- **Do this**
Give the data again, word for word.
# start of Given data
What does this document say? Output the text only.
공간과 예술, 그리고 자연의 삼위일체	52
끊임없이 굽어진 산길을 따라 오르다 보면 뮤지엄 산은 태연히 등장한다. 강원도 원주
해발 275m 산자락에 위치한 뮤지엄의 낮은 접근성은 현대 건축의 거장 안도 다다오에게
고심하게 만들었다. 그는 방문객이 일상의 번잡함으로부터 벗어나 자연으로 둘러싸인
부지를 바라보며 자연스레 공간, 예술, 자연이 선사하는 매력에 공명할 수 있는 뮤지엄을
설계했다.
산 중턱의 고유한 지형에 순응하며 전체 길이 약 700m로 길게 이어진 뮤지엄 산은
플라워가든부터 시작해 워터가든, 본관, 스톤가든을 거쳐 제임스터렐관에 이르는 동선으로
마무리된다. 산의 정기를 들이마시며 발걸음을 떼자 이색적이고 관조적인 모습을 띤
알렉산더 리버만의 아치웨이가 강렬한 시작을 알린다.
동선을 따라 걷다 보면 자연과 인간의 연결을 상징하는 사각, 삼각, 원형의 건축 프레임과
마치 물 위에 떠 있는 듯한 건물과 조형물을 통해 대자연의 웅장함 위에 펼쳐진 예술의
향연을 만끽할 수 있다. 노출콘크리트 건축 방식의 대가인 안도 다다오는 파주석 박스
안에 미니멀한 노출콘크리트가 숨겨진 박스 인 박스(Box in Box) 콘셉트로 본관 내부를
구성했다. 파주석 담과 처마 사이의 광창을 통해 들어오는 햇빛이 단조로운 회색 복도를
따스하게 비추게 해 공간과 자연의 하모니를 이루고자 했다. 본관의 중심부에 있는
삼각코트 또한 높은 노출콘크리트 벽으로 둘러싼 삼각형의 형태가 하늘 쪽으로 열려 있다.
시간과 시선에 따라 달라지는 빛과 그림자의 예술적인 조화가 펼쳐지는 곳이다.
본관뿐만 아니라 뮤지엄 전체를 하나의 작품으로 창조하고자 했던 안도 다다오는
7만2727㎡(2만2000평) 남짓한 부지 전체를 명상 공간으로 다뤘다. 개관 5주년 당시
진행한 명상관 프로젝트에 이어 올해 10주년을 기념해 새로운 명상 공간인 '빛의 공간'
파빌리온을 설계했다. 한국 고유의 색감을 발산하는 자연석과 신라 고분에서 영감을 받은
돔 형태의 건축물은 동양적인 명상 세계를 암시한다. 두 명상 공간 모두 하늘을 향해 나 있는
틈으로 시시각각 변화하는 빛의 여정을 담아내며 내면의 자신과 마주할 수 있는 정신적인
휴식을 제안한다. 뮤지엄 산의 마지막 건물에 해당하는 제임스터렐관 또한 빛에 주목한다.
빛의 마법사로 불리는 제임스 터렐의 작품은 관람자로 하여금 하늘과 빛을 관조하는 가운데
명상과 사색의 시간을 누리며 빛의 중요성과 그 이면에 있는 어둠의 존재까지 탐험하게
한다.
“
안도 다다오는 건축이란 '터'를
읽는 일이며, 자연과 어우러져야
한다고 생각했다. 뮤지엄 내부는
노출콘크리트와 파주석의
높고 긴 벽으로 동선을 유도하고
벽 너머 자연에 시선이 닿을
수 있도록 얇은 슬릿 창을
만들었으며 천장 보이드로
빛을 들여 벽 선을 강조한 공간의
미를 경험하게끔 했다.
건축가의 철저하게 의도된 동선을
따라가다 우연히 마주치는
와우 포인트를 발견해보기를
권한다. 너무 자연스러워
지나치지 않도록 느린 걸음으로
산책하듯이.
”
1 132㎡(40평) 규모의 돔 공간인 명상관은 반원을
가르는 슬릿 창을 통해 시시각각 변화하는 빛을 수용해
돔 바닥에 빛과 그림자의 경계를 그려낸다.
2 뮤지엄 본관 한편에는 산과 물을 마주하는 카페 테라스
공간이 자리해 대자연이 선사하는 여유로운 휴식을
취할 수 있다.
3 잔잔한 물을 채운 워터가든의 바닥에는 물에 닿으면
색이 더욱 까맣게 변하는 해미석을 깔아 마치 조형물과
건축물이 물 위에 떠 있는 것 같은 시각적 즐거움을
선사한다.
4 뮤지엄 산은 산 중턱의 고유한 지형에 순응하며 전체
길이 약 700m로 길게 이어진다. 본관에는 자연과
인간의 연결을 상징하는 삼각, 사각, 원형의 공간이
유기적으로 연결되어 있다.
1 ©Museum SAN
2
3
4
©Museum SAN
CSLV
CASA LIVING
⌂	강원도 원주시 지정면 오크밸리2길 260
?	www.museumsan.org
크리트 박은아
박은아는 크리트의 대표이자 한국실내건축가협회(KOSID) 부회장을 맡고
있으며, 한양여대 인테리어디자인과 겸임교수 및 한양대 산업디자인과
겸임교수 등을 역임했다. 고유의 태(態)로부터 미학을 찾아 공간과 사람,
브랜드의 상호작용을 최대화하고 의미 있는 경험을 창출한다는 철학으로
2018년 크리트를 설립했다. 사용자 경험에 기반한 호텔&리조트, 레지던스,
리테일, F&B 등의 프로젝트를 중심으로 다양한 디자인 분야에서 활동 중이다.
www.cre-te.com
# end of Given data
- **The reply**
What does this document say? Output the text only.
공간과 예술, 그리고 자연의 삼위일체	52
끊임없이 굽어진 산길을 따라 오르다 보면 뮤지엄 산은 태연히 등장한다. 강원도 원주
해발 275m 산자락에 위치한 뮤지엄의 낮은 접근성은 현대 건축의 거장 안도 다다오에게
고심하게 만들었다. 그는 방문객이 일상의 번잡함으로부터 벗어나 자연으로 둘러싸인
부지를 바라보며 자연스레 공간, 예술, 자연이 선사하는 매력에 공명할 수 있는 뮤지엄을
설계했다.
산 중턱의 고유한 지형에 순응하며 전체 길이 약 700m로 길게 이어진 뮤지엄 산은
플라워가든부터 시작해 워터가든, 본관, 스톤가든을 거쳐 제임스터렐관에 이르는 동선으로
마무리된다. 산의 정기를 들이마시며 발걸음을 떼자 이색적이고 관조적인 모습을 띤
알렉산더 리버만의 아치웨이가 강렬한 시작을 알린다.
동선을 따라 걷다 보면 자연과 인간의 연결을 상징하는 사각, 삼각, 원형의 건축 프레임과
마치 물 위에 떠 있는 듯한 건물과 조형물을 통해 대자연의 웅장함 위에 펼쳐진 예술의
향연을 만끽할 수 있다. 노출콘크리트 건축 방식의 대가인 안도 다다오는 파주석 박스
안에 미니멀한 노출콘크리트가 숨겨진 박스 인 박스(Box in Box) 콘셉트로 본관 내부를
구성했다. 파주석 담과 처마 사이의 광창을 통해 들어오는 햇빛이 단조로운 회색 복도를
따스하게 비추게 해 공간과 자연의 하모니를 이루고자 했다. 본관의 중심부에 있는
삼각코트 또한 높은 노출콘크리트 벽으로 둘러싼 삼각형의 형태가 하늘 쪽으로 열려 있다.
시간과 시선에 따라 달라지는 빛과 그림자의 예술적인 조화가 펼쳐지는 곳이다.
본관뿐만 아니라 뮤지엄 전체를 하나의 작품으로 창조하고자 했던 안도 다다오는
7만2727㎡(2만2000평) 남짓한 부지 전체를 명상 공간으로 다뤘다. 개관 5주년 당시
진행한 명상관 프로젝트에 이어 올해 10주년을 기념해 새로운 명상 공간인 '빛의 공간'
파빌리온을 설계했다. 한국 고유의 색감을 발산하는 자연석과 신라 고분에서 영감을 받은
돔 형태의 건축물은 동양적인 명상 세계를 암시한다. 두 명상 공간 모두 하늘을 향해 나 있는
틈으로 시시각각 변화하는 빛의 여정을 담아내며 내면의 자신과 마주할 수 있는 정신적인
휴식을 제안한다. 뮤지엄 산의 마지막 건물에 해당하는 제임스터렐관 또한 빛에 주목한다.
빛의 마법사로 불리는 제임스 터렐의 작품은 관람자로 하여금 하늘과 빛을 관조하는 가운데
명상과 사색의 시간을 누리며 빛의 중요성과 그 이면에 있는 어둠의 존재까지 탐험하게
한다.
“
안도 다다오는 건축이란 '터'를
읽는 일이며, 자연과 어우러져야
한다고 생각했다. 뮤지엄 내부는
노출콘크리트와 파주석의
높고 긴 벽으로 동선을 유도하고
벽 너머 자연에 시선이 닿을
수 있도록 얇은 슬릿 창을
만들었으며 천장 보이드로
빛을 들여 벽 선을 강조한 공간의
미를 경험하게끔 했다.
건축가의 철저하게 의도된 동선을
따라가다 우연히 마주치는
와우 포인트를 발견해보기를
권한다. 너무 자연스러워
지나치지 않도록 느린 걸음으로
산책하듯이.
”
1 132㎡(40평) 규모의 돔 공간인 명상관은 반원을
가르는 슬릿 창을 통해 시시각각 변화하는 빛을 수용해
돔 바닥에 빛과 그림자의 경계를 그려낸다.
2 뮤지엄 본관 한편에는 산과 물을 마주하는 카페 테라스
공간이 자리해 대자연이 선사하는 여유로운 휴식을
취할 수 있다.
3 잔잔한 물을 채운 워터가든의 바닥에는 물에 닿으면
색이 더욱 까맣게 변하는 해미석을 깔아 마치 조형물과
건축물이 물 위에 떠 있는 것 같은 시각적 즐거움을
선사한다.
4 뮤지엄 산은 산 중턱의 고유한 지형에 순응하며 전체
길이 약 700m로 길게 이어진다. 본관에는 자연과
인간의 연결을 상징하는 삼각, 사각, 원형의 공간이
유기적으로 연결되어 있다.
1 ©Museum SAN
2
3
4
©Museum SAN
CSLV
CASA LIVING
⌂	강원도 원주시 지정면 오크밸리2길 260
?	www.museumsan.org
크리트 박은아
박은아는 크리트의 대표이자 한국실내건축가협회(KOSID) 부회장을 맡고
있으며, 한양여대 인테리어디자인과 겸임교수 및 한양대 산업디자인과
겸임교수 등을 역임했다. 고유의 태(態)로부터 미학을 찾아 공간과 사람,
브랜드의 상호작용을 최대화하고 의미 있는 경험을 창출한다는 철학으로
2018년 크리트를 설립했다. 사용자 경험에 기반한 호텔&리조트, 레지던스,
리테일, F&B 등의 프로젝트를 중심으로 다양한 디자인 분야에서 활동 중이다.
www.cre-te.com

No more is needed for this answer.